[Saved data entries]
========

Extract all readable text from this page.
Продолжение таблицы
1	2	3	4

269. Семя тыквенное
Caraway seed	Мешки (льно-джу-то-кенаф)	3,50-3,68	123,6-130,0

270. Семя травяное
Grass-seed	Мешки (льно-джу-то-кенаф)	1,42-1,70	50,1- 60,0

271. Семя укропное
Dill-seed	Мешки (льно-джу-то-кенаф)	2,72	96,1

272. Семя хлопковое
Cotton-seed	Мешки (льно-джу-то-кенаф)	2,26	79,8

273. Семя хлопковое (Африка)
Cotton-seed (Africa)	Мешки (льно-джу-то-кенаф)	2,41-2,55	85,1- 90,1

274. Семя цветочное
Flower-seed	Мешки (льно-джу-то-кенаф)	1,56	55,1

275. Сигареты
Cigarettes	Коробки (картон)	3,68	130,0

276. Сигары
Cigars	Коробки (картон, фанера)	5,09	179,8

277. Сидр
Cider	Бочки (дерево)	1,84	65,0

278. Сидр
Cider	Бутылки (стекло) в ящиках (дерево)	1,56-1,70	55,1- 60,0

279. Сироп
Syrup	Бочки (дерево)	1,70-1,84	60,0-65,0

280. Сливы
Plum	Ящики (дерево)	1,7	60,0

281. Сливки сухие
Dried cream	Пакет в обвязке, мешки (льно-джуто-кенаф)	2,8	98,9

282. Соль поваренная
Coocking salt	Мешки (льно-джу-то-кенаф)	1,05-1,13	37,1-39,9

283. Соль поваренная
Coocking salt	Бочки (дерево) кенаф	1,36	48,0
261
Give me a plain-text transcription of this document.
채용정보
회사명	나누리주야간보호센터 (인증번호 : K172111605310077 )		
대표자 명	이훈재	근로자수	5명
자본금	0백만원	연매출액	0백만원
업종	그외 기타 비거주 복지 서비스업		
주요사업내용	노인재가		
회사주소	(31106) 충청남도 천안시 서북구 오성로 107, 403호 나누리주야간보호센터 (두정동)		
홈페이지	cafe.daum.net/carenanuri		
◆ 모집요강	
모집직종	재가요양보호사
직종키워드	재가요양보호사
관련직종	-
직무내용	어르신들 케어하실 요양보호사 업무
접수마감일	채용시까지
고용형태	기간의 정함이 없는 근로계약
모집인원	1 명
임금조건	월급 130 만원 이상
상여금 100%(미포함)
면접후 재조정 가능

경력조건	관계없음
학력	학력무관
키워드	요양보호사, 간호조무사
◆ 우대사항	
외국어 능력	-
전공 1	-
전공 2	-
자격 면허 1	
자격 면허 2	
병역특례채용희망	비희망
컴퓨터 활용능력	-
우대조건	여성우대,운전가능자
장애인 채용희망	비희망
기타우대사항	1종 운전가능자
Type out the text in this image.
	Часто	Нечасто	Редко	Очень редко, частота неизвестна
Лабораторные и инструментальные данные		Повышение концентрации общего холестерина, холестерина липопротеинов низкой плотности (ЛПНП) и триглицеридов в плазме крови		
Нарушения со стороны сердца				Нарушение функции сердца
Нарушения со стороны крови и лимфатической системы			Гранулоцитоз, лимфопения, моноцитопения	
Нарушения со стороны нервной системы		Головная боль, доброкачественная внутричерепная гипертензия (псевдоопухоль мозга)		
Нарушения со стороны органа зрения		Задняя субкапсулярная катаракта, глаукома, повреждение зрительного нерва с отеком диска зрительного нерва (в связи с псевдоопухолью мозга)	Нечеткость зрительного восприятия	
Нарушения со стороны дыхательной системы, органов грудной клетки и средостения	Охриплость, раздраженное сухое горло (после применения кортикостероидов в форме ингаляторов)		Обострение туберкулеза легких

========

WORK TO DO
Give an exact copy of all the data shown above.

REPLY TO THE EXERCISE
Extract all readable text from this page.
Продолжение таблицы
1	2	3	4

269. Семя тыквенное
Caraway seed	Мешки (льно-джу-то-кенаф)	3,50-3,68	123,6-130,0

270. Семя травяное
Grass-seed	Мешки (льно-джу-то-кенаф)	1,42-1,70	50,1- 60,0

271. Семя укропное
Dill-seed	Мешки (льно-джу-то-кенаф)	2,72	96,1

272. Семя хлопковое
Cotton-seed	Мешки (льно-джу-то-кенаф)	2,26	79,8

273. Семя хлопковое (Африка)
Cotton-seed (Africa)	Мешки (льно-джу-то-кенаф)	2,41-2,55	85,1- 90,1

274. Семя цветочное
Flower-seed	Мешки (льно-джу-то-кенаф)	1,56	55,1

275. Сигареты
Cigarettes	Коробки (картон)	3,68	130,0

276. Сигары
Cigars	Коробки (картон, фанера)	5,09	179,8

277. Сидр
Cider	Бочки (дерево)	1,84	65,0

278. Сидр
Cider	Бутылки (стекло) в ящиках (дерево)	1,56-1,70	55,1- 60,0

279. Сироп
Syrup	Бочки (дерево)	1,70-1,84	60,0-65,0

280. Сливы
Plum	Ящики (дерево)	1,7	60,0

281. Сливки сухие
Dried cream	Пакет в обвязке, мешки (льно-джуто-кенаф)	2,8	98,9

282. Соль поваренная
Coocking salt	Мешки (льно-джу-то-кенаф)	1,05-1,13	37,1-39,9

283. Соль поваренная
Coocking salt	Бочки (дерево) кенаф	1,36	48,0
261
Give me a plain-text transcription of this document.
채용정보
회사명	나누리주야간보호센터 (인증번호 : K172111605310077 )		
대표자 명	이훈재	근로자수	5명
자본금	0백만원	연매출액	0백만원
업종	그외 기타 비거주 복지 서비스업		
주요사업내용	노인재가		
회사주소	(31106) 충청남도 천안시 서북구 오성로 107, 403호 나누리주야간보호센터 (두정동)		
홈페이지	cafe.daum.net/carenanuri		
◆ 모집요강	
모집직종	재가요양보호사
직종키워드	재가요양보호사
관련직종	-
직무내용	어르신들 케어하실 요양보호사 업무
접수마감일	채용시까지
고용형태	기간의 정함이 없는 근로계약
모집인원	1 명
임금조건	월급 130 만원 이상
상여금 100%(미포함)
면접후 재조정 가능

경력조건	관계없음
학력	학력무관
키워드	요양보호사, 간호조무사
◆ 우대사항	
외국어 능력	-
전공 1	-
전공 2	-
자격 면허 1	
자격 면허 2	
병역특례채용희망	비희망
컴퓨터 활용능력	-
우대조건	여성우대,운전가능자
장애인 채용희망	비희망
기타우대사항	1종 운전가능자
Type out the text in this image.
	Часто	Нечасто	Редко	Очень редко, частота неизвестна
Лабораторные и инструментальные данные		Повышение концентрации общего холестерина, холестерина липопротеинов низкой плотности (ЛПНП) и триглицеридов в плазме крови		
Нарушения со стороны сердца				Нарушение функции сердца
Нарушения со стороны крови и лимфатической системы			Гранулоцитоз, лимфопения, моноцитопения	
Нарушения со стороны нервной системы		Головная боль, доброкачественная внутричерепная гипертензия (псевдоопухоль мозга)		
Нарушения со стороны органа зрения		Задняя субкапсулярная катаракта, глаукома, повреждение зрительного нерва с отеком диска зрительного нерва (в связи с псевдоопухолью мозга)	Нечеткость зрительного восприятия	
Нарушения со стороны дыхательной системы, органов грудной клетки и средостения	Охриплость, раздраженное сухое горло (после применения кортикостероидов в форме ингаляторов)		Обострение туберкулеза легких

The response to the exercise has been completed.